▶ **Provided data**

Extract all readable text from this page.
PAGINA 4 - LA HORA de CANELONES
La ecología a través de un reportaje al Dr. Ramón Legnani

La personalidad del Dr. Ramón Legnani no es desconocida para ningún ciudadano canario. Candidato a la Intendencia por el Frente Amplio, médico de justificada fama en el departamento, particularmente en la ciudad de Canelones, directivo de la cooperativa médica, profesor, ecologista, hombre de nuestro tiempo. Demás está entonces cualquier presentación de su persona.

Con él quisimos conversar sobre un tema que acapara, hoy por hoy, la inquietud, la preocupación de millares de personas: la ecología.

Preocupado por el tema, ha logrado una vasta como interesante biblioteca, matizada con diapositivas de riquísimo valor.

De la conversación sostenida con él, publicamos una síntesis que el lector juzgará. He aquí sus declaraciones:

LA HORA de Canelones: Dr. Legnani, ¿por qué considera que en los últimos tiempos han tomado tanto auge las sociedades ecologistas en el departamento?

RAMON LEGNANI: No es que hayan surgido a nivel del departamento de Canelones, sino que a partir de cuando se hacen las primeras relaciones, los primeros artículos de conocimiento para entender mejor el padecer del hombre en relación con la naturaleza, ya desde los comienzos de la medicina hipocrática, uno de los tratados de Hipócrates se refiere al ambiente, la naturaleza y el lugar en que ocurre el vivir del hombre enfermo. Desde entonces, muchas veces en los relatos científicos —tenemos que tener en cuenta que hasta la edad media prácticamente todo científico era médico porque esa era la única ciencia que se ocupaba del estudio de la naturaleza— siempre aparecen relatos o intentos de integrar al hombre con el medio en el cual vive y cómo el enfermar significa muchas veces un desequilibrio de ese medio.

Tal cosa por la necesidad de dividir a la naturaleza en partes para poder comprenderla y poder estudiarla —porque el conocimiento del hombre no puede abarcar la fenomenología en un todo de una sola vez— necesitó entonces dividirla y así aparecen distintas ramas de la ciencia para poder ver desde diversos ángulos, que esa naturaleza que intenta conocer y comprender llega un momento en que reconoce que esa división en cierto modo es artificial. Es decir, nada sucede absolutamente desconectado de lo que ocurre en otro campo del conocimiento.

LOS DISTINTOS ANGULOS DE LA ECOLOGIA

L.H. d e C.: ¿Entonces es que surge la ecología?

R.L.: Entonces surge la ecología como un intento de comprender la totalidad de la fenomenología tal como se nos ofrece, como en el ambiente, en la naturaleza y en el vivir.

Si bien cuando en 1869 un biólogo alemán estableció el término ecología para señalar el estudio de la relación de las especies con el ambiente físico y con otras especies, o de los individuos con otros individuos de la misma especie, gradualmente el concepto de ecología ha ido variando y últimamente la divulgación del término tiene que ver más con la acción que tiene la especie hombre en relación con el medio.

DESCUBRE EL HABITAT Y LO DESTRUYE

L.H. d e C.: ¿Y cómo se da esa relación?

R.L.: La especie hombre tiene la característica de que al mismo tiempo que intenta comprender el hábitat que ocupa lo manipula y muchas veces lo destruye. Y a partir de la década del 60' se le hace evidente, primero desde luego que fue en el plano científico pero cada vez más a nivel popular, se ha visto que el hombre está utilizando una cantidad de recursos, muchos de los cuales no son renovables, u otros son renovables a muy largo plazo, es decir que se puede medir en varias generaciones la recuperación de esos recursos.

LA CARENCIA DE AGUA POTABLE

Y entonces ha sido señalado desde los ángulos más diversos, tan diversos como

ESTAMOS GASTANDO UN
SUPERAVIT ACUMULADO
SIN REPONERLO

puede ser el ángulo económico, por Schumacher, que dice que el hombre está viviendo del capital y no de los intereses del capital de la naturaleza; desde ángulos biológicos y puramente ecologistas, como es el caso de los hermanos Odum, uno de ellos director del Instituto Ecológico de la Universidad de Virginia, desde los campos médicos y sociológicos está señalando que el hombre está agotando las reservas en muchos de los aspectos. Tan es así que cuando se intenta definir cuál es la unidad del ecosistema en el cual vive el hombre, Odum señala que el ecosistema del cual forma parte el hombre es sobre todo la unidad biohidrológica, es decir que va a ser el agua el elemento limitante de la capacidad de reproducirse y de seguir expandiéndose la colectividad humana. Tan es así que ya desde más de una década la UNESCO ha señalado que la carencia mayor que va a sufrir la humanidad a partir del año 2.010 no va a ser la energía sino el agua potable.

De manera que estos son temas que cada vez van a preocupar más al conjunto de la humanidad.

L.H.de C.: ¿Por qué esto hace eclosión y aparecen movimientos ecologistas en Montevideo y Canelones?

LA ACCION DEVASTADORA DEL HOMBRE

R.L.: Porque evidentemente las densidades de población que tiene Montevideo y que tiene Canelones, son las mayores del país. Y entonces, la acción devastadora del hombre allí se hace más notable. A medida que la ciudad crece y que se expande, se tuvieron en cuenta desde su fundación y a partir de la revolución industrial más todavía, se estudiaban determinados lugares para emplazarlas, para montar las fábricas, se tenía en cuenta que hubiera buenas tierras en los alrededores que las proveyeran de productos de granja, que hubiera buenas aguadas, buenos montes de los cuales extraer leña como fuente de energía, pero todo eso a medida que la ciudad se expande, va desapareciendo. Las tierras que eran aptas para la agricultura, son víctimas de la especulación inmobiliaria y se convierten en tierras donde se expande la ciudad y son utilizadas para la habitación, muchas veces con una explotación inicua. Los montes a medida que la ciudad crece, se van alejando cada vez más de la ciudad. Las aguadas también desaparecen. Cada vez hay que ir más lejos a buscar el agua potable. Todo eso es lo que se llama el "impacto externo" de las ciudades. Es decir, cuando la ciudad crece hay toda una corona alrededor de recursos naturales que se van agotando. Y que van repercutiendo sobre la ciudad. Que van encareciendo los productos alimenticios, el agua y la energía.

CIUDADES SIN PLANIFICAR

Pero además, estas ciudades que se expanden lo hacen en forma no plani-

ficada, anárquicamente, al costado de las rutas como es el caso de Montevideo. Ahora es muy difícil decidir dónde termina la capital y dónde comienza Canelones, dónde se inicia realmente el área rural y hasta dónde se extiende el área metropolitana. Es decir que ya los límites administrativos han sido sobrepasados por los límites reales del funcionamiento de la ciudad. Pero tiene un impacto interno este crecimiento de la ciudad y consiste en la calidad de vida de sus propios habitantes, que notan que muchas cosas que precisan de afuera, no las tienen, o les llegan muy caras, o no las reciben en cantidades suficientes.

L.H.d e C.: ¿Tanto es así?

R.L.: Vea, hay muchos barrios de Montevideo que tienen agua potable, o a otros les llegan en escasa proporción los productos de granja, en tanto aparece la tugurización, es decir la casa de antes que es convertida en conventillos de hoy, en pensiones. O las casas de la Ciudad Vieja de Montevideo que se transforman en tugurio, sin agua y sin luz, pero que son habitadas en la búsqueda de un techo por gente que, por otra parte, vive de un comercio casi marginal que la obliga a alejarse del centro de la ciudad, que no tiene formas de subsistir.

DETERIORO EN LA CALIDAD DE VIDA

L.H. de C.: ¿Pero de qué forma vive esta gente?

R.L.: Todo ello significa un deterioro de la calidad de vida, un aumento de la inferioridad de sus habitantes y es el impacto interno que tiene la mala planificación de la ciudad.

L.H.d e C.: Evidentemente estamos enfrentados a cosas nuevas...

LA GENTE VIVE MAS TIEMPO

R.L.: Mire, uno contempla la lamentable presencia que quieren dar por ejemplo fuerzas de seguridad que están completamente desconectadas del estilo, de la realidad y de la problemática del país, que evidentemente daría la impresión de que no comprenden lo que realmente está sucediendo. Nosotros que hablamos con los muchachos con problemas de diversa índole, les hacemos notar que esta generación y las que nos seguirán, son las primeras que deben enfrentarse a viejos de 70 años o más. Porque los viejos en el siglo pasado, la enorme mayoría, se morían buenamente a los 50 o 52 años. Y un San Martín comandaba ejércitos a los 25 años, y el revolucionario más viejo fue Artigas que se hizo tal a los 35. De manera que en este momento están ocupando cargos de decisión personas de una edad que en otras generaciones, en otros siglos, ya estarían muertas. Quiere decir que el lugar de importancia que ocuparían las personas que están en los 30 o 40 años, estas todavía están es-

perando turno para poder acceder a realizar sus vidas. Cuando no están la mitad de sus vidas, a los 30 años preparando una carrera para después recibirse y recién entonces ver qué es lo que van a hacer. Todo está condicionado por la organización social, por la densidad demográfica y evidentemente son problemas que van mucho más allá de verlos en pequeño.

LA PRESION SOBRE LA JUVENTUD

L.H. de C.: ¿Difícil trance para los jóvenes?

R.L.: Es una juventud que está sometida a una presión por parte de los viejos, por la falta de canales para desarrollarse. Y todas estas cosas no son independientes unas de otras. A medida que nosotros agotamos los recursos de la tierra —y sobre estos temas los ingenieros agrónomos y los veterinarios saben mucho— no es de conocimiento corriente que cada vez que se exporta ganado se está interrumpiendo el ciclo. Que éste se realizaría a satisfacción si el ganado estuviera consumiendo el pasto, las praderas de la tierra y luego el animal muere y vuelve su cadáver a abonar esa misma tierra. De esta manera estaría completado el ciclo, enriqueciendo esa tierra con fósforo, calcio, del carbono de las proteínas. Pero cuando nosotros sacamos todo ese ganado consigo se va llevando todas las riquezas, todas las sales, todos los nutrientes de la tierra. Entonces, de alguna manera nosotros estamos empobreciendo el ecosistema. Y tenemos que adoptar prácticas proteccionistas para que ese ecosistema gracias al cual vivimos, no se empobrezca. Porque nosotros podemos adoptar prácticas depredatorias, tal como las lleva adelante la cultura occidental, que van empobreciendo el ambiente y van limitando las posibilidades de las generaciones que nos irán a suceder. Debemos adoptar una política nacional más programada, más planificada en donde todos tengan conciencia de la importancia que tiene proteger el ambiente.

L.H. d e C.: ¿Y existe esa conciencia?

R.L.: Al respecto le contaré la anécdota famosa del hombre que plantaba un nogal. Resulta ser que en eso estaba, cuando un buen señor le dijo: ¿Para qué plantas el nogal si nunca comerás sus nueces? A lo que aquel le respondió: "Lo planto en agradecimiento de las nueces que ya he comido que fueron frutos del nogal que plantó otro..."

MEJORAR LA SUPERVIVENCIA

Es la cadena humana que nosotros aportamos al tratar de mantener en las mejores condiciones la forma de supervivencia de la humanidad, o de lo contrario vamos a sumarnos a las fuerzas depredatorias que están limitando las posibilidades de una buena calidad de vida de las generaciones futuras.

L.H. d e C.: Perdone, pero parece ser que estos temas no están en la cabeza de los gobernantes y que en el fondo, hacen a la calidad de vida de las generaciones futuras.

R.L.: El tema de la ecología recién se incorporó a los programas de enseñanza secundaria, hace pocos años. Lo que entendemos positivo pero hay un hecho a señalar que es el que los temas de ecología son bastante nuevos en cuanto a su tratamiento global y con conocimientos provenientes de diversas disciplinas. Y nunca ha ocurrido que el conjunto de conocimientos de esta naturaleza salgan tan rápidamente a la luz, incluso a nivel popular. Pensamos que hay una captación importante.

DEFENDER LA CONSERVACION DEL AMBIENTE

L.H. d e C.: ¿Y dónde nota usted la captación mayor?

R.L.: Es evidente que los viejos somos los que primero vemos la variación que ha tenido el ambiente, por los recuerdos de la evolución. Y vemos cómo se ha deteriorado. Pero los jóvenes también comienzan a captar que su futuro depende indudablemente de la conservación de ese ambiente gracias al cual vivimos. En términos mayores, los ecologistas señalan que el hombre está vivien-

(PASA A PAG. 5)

▶ **Task description**
From the listing above, collect each line in which the string "Ramón" appears.

▶ **Written answer**
La ecología a través de un reportaje al Dr. Ramón Legnani
La personalidad del Dr. Ramón Legnani no es desconocida para ningún ciudadano canario. Candidato a la Intendencia por el Frente Amplio, médico de justificada fama en el departamento, particularmente en la ciudad de Canelones, directivo de la cooperativa médica, profesor, ecologista, hombre de nuestro tiempo. Demás está entonces cualquier presentación de su persona.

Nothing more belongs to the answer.